====== Entries supplied
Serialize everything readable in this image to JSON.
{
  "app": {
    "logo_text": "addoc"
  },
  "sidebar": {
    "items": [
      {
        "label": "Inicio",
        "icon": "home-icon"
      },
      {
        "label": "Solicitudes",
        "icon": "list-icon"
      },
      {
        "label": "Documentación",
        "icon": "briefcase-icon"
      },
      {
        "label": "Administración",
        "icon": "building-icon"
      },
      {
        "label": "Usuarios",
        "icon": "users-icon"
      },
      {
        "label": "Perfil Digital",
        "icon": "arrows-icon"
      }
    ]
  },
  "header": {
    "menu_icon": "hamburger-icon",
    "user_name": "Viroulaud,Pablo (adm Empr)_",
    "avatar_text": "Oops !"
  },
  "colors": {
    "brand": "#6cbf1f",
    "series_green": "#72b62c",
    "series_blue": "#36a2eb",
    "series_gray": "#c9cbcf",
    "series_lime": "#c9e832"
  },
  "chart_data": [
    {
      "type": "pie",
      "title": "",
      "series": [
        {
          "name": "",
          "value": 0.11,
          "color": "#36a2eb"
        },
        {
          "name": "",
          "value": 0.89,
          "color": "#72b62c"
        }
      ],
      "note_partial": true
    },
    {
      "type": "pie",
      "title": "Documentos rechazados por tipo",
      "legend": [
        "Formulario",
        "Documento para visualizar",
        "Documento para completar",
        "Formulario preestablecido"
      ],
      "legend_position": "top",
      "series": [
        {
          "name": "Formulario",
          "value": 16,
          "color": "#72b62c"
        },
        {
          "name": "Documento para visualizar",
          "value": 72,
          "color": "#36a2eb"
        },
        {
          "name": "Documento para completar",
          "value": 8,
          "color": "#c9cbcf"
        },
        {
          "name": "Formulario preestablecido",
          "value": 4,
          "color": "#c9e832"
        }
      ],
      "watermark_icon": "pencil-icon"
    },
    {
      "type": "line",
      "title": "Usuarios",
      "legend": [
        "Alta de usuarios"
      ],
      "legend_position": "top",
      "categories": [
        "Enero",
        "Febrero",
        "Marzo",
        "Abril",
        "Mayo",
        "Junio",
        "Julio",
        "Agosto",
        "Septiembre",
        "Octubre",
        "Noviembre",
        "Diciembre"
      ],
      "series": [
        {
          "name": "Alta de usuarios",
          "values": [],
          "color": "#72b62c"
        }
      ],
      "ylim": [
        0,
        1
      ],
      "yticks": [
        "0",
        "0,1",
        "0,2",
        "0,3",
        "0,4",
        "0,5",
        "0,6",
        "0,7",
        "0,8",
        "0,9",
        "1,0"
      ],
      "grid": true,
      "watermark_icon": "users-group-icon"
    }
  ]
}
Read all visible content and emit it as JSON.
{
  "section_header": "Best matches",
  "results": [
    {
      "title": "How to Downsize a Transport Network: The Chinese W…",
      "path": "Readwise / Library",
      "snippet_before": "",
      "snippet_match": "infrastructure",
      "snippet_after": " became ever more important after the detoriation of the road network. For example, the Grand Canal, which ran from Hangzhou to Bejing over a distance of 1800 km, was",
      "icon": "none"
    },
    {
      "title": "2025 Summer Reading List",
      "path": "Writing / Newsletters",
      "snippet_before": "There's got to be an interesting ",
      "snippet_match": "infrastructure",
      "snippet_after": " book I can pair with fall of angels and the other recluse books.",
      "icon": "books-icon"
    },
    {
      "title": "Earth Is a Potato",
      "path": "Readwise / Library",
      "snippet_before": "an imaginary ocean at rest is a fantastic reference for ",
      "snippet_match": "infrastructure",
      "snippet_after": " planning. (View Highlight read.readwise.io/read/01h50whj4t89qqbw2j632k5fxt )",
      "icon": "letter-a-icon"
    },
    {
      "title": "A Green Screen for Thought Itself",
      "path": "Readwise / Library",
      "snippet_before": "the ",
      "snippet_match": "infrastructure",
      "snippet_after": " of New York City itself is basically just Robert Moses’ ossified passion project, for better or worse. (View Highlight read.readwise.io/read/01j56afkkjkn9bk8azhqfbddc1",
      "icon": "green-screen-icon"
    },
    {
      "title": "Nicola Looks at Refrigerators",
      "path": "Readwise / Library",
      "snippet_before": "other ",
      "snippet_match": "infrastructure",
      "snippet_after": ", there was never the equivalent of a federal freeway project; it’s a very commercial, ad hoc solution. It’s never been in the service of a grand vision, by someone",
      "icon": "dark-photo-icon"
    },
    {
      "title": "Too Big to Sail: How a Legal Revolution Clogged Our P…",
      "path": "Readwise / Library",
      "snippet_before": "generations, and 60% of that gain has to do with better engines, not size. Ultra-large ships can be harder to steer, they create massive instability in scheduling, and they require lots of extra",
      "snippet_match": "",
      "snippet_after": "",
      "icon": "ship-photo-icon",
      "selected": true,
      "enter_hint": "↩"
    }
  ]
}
============
_Task requirements_
Set down the listing in full, keeping every word exactly as it is.

_Answer below_
Serialize everything readable in this image to JSON.
{
  "app": {
    "logo_text": "addoc"
  },
  "sidebar": {
    "items": [
      {
        "label": "Inicio",
        "icon": "home-icon"
      },
      {
        "label": "Solicitudes",
        "icon": "list-icon"
      },
      {
        "label": "Documentación",
        "icon": "briefcase-icon"
      },
      {
        "label": "Administración",
        "icon": "building-icon"
      },
      {
        "label": "Usuarios",
        "icon": "users-icon"
      },
      {
        "label": "Perfil Digital",
        "icon": "arrows-icon"
      }
    ]
  },
  "header": {
    "menu_icon": "hamburger-icon",
    "user_name": "Viroulaud,Pablo (adm Empr)_",
    "avatar_text": "Oops !"
  },
  "colors": {
    "brand": "#6cbf1f",
    "series_green": "#72b62c",
    "series_blue": "#36a2eb",
    "series_gray": "#c9cbcf",
    "series_lime": "#c9e832"
  },
  "chart_data": [
    {
      "type": "pie",
      "title": "",
      "series": [
        {
          "name": "",
          "value": 0.11,
          "color": "#36a2eb"
        },
        {
          "name": "",
          "value": 0.89,
          "color": "#72b62c"
        }
      ],
      "note_partial": true
    },
    {
      "type": "pie",
      "title": "Documentos rechazados por tipo",
      "legend": [
        "Formulario",
        "Documento para visualizar",
        "Documento para completar",
        "Formulario preestablecido"
      ],
      "legend_position": "top",
      "series": [
        {
          "name": "Formulario",
          "value": 16,
          "color": "#72b62c"
        },
        {
          "name": "Documento para visualizar",
          "value": 72,
          "color": "#36a2eb"
        },
        {
          "name": "Documento para completar",
          "value": 8,
          "color": "#c9cbcf"
        },
        {
          "name": "Formulario preestablecido",
          "value": 4,
          "color": "#c9e832"
        }
      ],
      "watermark_icon": "pencil-icon"
    },
    {
      "type": "line",
      "title": "Usuarios",
      "legend": [
        "Alta de usuarios"
      ],
      "legend_position": "top",
      "categories": [
        "Enero",
        "Febrero",
        "Marzo",
        "Abril",
        "Mayo",
        "Junio",
        "Julio",
        "Agosto",
        "Septiembre",
        "Octubre",
        "Noviembre",
        "Diciembre"
      ],
      "series": [
        {
          "name": "Alta de usuarios",
          "values": [],
          "color": "#72b62c"
        }
      ],
      "ylim": [
        0,
        1
      ],
      "yticks": [
        "0",
        "0,1",
        "0,2",
        "0,3",
        "0,4",
        "0,5",
        "0,6",
        "0,7",
        "0,8",
        "0,9",
        "1,0"
      ],
      "grid": true,
      "watermark_icon": "users-group-icon"
    }
  ]
}
Read all visible content and emit it as JSON.
{
  "section_header": "Best matches",
  "results": [
    {
      "title": "How to Downsize a Transport Network: The Chinese W…",
      "path": "Readwise / Library",
      "snippet_before": "",
      "snippet_match": "infrastructure",
      "snippet_after": " became ever more important after the detoriation of the road network. For example, the Grand Canal, which ran from Hangzhou to Bejing over a distance of 1800 km, was",
      "icon": "none"
    },
    {
      "title": "2025 Summer Reading List",
      "path": "Writing / Newsletters",
      "snippet_before": "There's got to be an interesting ",
      "snippet_match": "infrastructure",
      "snippet_after": " book I can pair with fall of angels and the other recluse books.",
      "icon": "books-icon"
    },
    {
      "title": "Earth Is a Potato",
      "path": "Readwise / Library",
      "snippet_before": "an imaginary ocean at rest is a fantastic reference for ",
      "snippet_match": "infrastructure",
      "snippet_after": " planning. (View Highlight read.readwise.io/read/01h50whj4t89qqbw2j632k5fxt )",
      "icon": "letter-a-icon"
    },
    {
      "title": "A Green Screen for Thought Itself",
      "path": "Readwise / Library",
      "snippet_before": "the ",
      "snippet_match": "infrastructure",
      "snippet_after": " of New York City itself is basically just Robert Moses’ ossified passion project, for better or worse. (View Highlight read.readwise.io/read/01j56afkkjkn9bk8azhqfbddc1",
      "icon": "green-screen-icon"
    },
    {
      "title": "Nicola Looks at Refrigerators",
      "path": "Readwise / Library",
      "snippet_before": "other ",
      "snippet_match": "infrastructure",
      "snippet_after": ", there was never the equivalent of a federal freeway project; it’s a very commercial, ad hoc solution. It’s never been in the service of a grand vision, by someone",
      "icon": "dark-photo-icon"
    },
    {
      "title": "Too Big to Sail: How a Legal Revolution Clogged Our P…",
      "path": "Readwise / Library",
      "snippet_before": "generations, and 60% of that gain has to do with better engines, not size. Ultra-large ships can be harder to steer, they create massive instability in scheduling, and they require lots of extra",
      "snippet_match": "",
      "snippet_after": "",
      "icon": "ship-photo-icon",
      "selected": true,
      "enter_hint": "↩"
    }
  ]
}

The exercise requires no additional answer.